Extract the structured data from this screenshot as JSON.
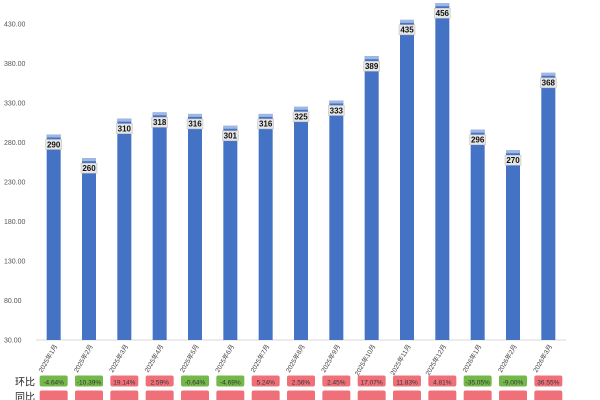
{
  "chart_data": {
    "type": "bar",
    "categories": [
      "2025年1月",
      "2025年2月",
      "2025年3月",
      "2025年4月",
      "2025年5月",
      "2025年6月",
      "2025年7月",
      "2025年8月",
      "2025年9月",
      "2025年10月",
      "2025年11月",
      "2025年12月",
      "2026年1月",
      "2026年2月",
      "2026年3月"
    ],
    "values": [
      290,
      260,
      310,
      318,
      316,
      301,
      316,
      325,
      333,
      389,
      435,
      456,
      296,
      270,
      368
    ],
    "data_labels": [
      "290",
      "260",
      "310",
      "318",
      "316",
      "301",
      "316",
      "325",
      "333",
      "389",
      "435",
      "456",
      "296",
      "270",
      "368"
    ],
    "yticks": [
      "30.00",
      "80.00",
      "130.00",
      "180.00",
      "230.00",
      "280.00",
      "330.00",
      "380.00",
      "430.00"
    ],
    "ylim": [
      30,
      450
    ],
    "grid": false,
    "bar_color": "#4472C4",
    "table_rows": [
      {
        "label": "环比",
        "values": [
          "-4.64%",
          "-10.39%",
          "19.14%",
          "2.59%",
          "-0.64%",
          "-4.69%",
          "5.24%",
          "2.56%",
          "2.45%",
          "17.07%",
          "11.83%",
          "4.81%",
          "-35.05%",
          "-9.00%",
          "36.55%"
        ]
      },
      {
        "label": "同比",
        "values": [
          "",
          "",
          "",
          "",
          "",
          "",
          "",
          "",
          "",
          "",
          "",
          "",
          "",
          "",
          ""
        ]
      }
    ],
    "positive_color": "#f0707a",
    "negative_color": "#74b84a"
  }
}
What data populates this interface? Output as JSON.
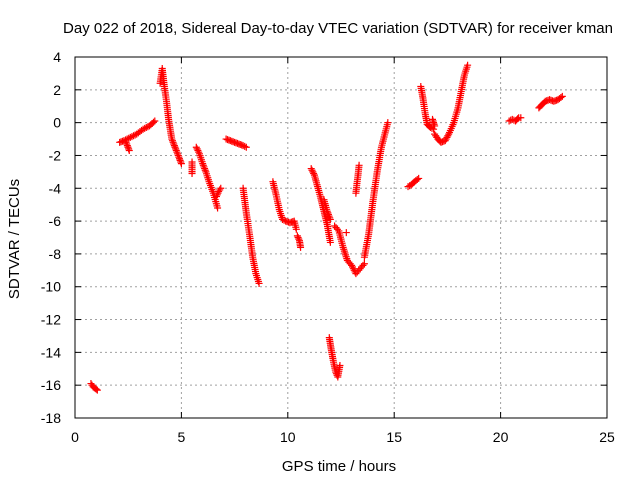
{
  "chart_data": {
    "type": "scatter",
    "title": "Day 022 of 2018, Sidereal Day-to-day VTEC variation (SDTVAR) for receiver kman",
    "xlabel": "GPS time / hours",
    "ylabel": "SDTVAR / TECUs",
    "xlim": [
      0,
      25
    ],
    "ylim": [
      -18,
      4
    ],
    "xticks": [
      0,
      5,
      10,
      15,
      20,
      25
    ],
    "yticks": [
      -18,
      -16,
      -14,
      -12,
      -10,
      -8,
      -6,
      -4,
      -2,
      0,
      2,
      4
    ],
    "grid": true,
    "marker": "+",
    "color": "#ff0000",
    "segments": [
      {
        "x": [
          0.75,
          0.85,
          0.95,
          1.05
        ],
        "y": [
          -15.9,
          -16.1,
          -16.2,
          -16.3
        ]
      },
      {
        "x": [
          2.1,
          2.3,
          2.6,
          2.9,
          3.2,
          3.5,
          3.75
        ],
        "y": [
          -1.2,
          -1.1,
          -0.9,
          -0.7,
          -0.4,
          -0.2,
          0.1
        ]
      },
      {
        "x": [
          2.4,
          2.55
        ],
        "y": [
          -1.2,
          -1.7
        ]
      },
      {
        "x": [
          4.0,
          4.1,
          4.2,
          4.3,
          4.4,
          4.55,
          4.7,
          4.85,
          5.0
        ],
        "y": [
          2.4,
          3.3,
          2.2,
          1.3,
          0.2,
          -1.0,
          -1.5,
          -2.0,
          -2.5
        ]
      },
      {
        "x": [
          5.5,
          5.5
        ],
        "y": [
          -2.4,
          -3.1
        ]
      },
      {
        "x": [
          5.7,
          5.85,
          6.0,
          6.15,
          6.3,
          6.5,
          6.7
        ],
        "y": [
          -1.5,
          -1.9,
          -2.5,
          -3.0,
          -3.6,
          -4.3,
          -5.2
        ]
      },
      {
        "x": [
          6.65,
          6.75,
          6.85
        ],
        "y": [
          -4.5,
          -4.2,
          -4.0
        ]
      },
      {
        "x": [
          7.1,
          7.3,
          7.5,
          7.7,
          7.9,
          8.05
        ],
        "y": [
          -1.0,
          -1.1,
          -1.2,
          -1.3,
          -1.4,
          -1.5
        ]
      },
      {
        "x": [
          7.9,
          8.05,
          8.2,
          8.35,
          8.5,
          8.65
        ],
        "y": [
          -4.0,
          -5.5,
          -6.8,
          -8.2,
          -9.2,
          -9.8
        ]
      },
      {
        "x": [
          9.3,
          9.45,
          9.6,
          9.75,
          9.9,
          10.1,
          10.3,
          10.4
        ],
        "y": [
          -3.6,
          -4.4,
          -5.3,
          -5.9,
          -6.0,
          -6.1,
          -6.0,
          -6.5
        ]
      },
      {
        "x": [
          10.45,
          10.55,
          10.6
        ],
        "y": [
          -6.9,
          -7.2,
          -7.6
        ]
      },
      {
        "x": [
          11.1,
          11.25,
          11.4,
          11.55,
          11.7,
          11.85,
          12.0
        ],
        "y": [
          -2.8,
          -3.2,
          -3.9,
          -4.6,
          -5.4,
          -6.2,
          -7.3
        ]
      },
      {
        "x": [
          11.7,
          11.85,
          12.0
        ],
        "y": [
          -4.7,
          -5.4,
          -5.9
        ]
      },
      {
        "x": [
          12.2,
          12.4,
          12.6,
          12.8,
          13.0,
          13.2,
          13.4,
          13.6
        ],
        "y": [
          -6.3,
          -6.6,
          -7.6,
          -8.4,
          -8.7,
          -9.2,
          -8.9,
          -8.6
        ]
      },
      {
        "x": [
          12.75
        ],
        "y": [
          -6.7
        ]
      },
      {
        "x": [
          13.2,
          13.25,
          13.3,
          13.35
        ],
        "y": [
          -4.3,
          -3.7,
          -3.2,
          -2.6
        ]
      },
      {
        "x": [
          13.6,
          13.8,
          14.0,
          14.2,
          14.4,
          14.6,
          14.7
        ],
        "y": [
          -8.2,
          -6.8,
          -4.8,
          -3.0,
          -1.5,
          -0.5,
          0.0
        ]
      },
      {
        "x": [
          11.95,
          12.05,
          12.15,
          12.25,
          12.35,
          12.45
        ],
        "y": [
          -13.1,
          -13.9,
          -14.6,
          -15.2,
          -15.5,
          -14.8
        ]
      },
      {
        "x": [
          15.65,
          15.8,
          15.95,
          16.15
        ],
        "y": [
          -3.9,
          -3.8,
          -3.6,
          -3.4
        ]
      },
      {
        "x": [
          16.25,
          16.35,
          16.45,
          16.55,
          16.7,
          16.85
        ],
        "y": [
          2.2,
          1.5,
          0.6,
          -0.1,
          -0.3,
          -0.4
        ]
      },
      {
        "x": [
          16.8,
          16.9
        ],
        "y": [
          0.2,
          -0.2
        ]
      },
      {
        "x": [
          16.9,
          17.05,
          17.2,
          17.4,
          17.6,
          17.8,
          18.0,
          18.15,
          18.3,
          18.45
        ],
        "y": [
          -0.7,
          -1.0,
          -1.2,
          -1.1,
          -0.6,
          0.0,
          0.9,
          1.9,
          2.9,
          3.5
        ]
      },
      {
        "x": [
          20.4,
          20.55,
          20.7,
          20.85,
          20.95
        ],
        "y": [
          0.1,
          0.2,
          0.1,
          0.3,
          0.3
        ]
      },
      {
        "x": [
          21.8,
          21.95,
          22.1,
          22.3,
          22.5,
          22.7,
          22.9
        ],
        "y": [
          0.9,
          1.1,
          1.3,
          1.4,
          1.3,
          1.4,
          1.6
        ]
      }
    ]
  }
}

==

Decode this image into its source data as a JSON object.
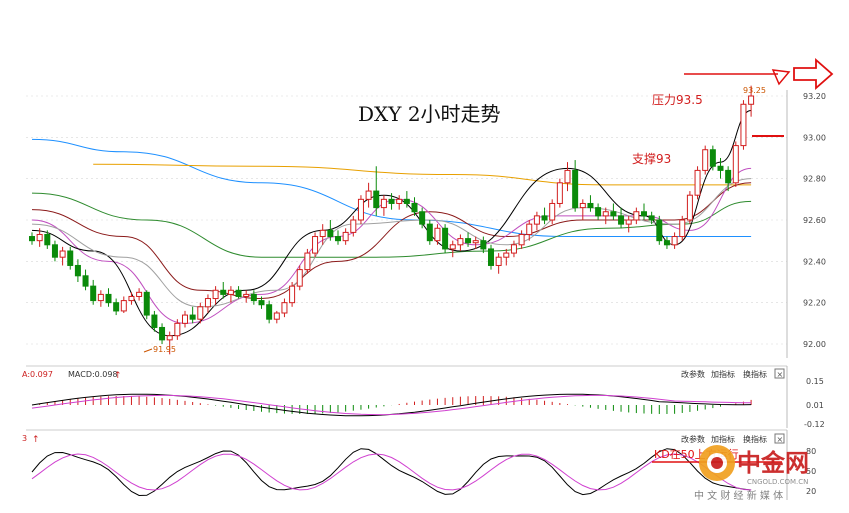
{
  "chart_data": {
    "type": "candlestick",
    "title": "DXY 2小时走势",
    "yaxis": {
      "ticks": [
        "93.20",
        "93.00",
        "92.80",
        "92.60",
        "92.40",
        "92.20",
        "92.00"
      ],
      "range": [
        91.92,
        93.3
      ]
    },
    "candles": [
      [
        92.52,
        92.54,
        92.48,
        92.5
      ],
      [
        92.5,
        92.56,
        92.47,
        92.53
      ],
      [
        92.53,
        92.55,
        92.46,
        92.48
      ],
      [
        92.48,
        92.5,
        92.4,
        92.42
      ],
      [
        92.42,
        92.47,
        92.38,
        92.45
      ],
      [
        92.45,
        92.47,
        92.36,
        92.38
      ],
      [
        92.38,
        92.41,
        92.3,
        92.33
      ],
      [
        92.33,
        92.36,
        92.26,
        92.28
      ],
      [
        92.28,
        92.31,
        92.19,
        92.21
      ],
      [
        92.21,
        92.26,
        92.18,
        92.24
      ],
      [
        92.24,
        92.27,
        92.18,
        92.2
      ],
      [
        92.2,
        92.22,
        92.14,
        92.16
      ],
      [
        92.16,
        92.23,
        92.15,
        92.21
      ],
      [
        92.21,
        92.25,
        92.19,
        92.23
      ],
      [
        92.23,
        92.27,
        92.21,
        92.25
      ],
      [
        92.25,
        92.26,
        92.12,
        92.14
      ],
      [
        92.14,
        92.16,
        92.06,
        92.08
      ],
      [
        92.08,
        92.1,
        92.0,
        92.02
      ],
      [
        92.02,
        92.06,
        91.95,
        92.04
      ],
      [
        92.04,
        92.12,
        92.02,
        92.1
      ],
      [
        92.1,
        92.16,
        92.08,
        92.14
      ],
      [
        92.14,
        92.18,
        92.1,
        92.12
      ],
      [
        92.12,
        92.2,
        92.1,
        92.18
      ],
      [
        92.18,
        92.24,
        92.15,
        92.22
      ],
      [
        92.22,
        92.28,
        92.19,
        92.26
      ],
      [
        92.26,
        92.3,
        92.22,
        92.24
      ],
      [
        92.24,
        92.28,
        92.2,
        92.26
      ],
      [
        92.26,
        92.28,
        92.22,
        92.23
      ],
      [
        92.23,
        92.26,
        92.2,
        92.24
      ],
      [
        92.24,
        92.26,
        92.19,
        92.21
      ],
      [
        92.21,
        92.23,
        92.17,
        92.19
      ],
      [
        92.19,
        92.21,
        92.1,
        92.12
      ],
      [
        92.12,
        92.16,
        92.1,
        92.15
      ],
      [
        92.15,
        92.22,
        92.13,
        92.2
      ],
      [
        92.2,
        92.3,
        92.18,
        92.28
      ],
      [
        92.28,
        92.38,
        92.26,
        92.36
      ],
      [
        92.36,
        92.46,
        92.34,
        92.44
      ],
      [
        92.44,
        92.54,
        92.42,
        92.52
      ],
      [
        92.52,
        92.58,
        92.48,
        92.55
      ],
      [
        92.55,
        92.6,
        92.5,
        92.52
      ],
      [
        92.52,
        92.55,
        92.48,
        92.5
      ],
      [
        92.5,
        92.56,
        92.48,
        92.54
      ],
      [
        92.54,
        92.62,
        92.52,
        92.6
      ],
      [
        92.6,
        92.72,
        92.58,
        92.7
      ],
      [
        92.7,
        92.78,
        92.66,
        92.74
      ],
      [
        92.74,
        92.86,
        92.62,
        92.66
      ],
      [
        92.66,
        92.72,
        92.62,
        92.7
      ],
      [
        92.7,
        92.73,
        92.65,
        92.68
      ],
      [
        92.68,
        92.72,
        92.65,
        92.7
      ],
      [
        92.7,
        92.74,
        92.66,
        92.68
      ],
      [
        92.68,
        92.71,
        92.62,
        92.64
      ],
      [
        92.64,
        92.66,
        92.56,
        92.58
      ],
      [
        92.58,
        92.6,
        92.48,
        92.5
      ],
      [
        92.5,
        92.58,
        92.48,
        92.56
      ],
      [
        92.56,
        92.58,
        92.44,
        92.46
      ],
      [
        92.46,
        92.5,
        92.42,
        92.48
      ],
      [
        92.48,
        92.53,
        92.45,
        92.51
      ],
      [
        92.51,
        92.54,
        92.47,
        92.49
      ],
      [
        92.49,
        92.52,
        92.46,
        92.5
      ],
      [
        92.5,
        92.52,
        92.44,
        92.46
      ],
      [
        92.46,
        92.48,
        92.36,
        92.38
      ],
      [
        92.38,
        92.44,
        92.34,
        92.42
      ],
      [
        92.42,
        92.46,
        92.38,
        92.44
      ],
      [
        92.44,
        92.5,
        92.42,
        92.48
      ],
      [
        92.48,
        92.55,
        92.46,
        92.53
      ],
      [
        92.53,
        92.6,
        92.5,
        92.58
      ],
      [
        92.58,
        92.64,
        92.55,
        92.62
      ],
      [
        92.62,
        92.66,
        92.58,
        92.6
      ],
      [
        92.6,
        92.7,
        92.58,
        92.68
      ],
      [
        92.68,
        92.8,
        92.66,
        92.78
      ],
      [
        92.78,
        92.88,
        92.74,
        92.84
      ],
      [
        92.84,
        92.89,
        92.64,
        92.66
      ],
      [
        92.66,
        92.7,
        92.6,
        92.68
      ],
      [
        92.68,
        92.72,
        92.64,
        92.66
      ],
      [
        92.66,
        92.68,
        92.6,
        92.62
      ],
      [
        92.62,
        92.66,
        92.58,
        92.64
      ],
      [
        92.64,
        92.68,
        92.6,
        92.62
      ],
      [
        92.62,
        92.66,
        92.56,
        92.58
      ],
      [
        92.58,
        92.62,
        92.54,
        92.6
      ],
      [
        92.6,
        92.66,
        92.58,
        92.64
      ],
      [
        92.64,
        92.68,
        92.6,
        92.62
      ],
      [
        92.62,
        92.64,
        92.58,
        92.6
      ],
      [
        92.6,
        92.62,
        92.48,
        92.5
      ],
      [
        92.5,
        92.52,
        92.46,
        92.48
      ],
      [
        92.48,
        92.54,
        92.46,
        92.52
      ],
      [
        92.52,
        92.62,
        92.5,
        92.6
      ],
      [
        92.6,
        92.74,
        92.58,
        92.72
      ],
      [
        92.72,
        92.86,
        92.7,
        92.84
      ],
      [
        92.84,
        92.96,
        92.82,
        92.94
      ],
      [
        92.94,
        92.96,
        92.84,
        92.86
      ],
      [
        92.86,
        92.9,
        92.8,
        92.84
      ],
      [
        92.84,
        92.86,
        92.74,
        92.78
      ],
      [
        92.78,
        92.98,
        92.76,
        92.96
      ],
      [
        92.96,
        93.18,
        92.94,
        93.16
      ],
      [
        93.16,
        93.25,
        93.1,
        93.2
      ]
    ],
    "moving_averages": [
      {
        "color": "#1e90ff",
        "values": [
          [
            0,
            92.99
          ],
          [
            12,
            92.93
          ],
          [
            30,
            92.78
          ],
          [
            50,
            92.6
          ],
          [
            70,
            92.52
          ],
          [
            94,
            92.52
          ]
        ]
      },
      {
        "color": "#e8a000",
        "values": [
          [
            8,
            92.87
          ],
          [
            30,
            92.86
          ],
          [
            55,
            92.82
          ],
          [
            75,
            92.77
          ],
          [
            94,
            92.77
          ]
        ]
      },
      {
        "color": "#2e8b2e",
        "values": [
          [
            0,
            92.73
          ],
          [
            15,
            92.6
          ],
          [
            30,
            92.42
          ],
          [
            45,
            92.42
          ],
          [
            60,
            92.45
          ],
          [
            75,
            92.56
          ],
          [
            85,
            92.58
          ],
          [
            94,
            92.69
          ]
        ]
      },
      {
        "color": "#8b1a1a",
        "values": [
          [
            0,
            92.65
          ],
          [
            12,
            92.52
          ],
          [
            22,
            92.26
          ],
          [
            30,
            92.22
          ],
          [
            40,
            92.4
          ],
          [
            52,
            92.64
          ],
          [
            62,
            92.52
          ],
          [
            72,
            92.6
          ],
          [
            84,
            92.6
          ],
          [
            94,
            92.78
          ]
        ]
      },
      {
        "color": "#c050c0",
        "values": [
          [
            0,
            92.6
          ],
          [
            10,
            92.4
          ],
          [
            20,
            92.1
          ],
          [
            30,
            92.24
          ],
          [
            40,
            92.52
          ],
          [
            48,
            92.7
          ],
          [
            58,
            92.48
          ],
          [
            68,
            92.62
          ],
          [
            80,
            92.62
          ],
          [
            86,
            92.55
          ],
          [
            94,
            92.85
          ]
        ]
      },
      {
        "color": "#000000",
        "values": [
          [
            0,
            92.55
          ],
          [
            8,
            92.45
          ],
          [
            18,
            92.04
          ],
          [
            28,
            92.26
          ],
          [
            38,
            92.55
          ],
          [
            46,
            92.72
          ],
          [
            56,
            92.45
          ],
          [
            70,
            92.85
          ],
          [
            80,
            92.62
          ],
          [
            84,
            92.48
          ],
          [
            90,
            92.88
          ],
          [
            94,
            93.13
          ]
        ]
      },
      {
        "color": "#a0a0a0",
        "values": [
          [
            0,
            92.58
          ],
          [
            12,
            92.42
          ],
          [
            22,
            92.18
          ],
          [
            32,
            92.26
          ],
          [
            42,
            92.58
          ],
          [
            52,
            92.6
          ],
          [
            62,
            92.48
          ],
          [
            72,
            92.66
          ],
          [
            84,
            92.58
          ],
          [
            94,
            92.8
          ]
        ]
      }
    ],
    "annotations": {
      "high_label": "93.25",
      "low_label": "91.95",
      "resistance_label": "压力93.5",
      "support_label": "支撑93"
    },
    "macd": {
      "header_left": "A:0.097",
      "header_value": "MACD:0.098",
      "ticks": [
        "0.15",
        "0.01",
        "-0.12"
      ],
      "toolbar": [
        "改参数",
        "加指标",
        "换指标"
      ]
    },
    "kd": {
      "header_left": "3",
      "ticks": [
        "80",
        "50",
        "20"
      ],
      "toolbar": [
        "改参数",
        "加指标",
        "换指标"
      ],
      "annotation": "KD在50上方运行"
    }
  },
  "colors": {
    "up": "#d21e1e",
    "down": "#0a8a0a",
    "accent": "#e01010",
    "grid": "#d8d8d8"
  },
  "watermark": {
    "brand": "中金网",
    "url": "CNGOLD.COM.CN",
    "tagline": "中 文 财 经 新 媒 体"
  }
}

### Your instructions
Provide the number of lines in the entries that include "title", and no other text.

### Expected output
2